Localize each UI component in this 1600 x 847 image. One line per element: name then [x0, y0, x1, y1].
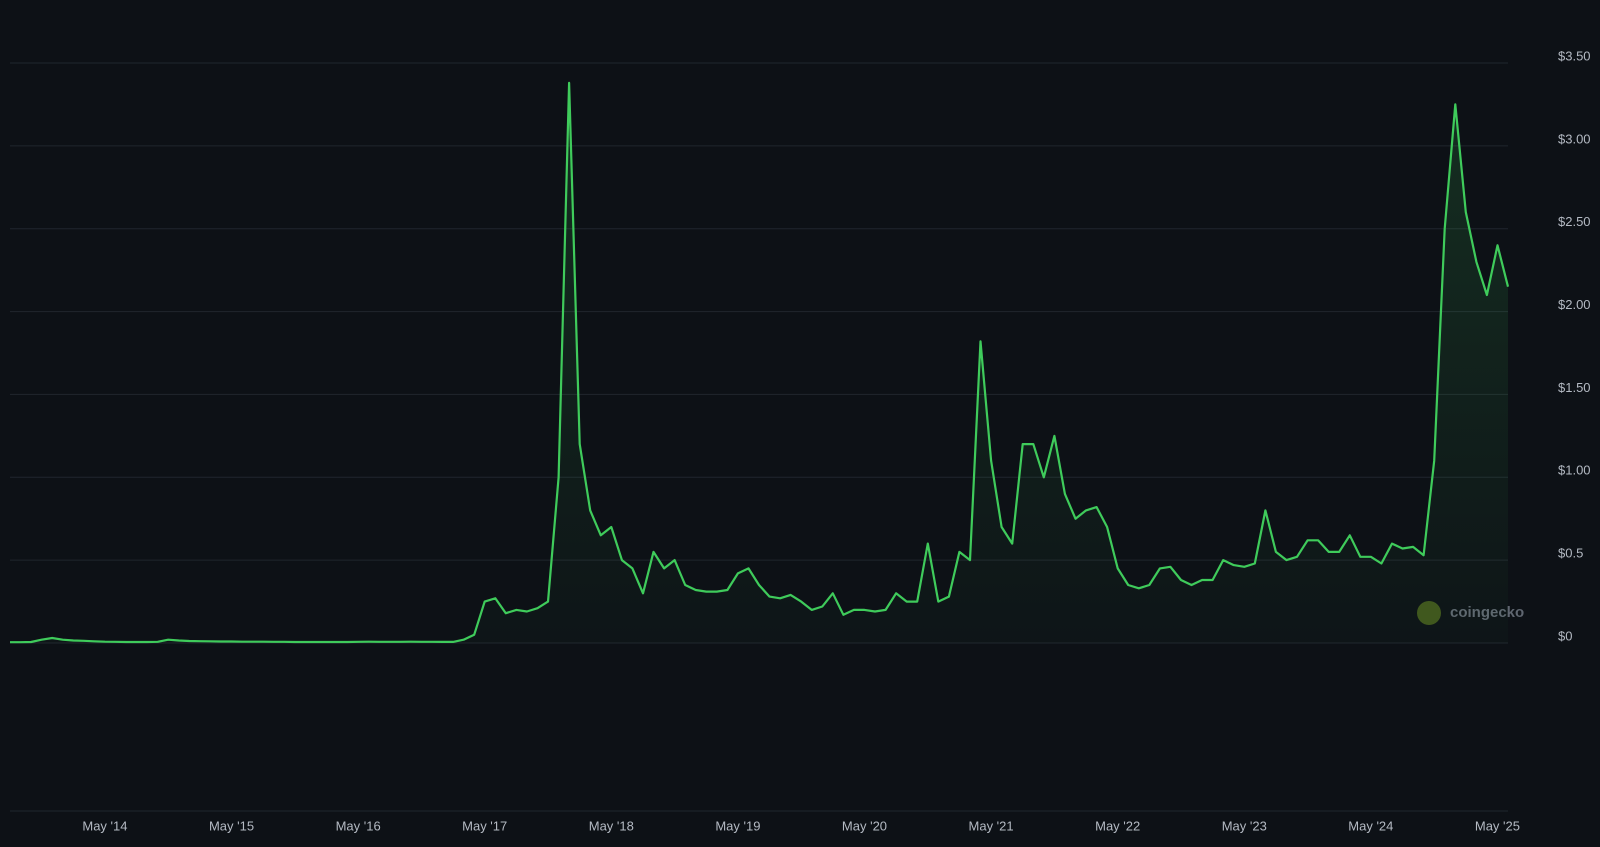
x-tick-label: May '14: [82, 818, 127, 833]
x-tick-label: May '20: [842, 818, 887, 833]
x-tick-label: May '21: [969, 818, 1014, 833]
y-tick-label: $2.50: [1558, 214, 1591, 229]
x-tick-label: May '15: [209, 818, 254, 833]
x-tick-label: May '23: [1222, 818, 1267, 833]
y-tick-label: $3.00: [1558, 131, 1591, 146]
x-tick-label: May '18: [589, 818, 634, 833]
x-tick-label: May '22: [1095, 818, 1140, 833]
y-tick-label: $0.5: [1558, 546, 1583, 561]
x-tick-label: May '25: [1475, 818, 1520, 833]
area-fill: [10, 82, 1508, 643]
x-tick-label: May '16: [336, 818, 381, 833]
y-tick-label: $1.50: [1558, 380, 1591, 395]
x-tick-label: May '24: [1348, 818, 1393, 833]
x-tick-label: May '19: [715, 818, 760, 833]
price-line: [10, 81, 1510, 644]
y-tick-label: $2.00: [1558, 297, 1591, 312]
y-tick-label: $1.00: [1558, 463, 1591, 478]
x-tick-label: May '17: [462, 818, 507, 833]
y-tick-label: $3.50: [1558, 48, 1591, 63]
y-tick-label: $0: [1558, 628, 1572, 643]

SHORT TASK | Recast every line of the entries above as a Markdown table with the columns Row and Line. Skip blank lines and leave the pictures out.

FULL OUTPUT |
| Row | Line |
|---|---|
| 1 | Localize each UI component in this 1600 x 847 image. One line per element: name then [x0, y0, x1, y1]. |
| 2 | x-tick-label: May '14: [82, 818, 127, 833] |
| 3 | x-tick-label: May '20: [842, 818, 887, 833] |
| 4 | x-tick-label: May '21: [969, 818, 1014, 833] |
| 5 | y-tick-label: $2.50: [1558, 214, 1591, 229] |
| 6 | x-tick-label: May '15: [209, 818, 254, 833] |
| 7 | x-tick-label: May '23: [1222, 818, 1267, 833] |
| 8 | y-tick-label: $3.00: [1558, 131, 1591, 146] |
| 9 | x-tick-label: May '18: [589, 818, 634, 833] |
| 10 | x-tick-label: May '22: [1095, 818, 1140, 833] |
| 11 | y-tick-label: $0.5: [1558, 546, 1583, 561] |
| 12 | x-tick-label: May '25: [1475, 818, 1520, 833] |
| 13 | area-fill: [10, 82, 1508, 643] |
| 14 | x-tick-label: May '16: [336, 818, 381, 833] |
| 15 | y-tick-label: $1.50: [1558, 380, 1591, 395] |
| 16 | x-tick-label: May '24: [1348, 818, 1393, 833] |
| 17 | x-tick-label: May '19: [715, 818, 760, 833] |
| 18 | price-line: [10, 81, 1510, 644] |
| 19 | y-tick-label: $2.00: [1558, 297, 1591, 312] |
| 20 | y-tick-label: $1.00: [1558, 463, 1591, 478] |
| 21 | x-tick-label: May '17: [462, 818, 507, 833] |
| 22 | y-tick-label: $3.50: [1558, 48, 1591, 63] |
| 23 | y-tick-label: $0: [1558, 628, 1572, 643] |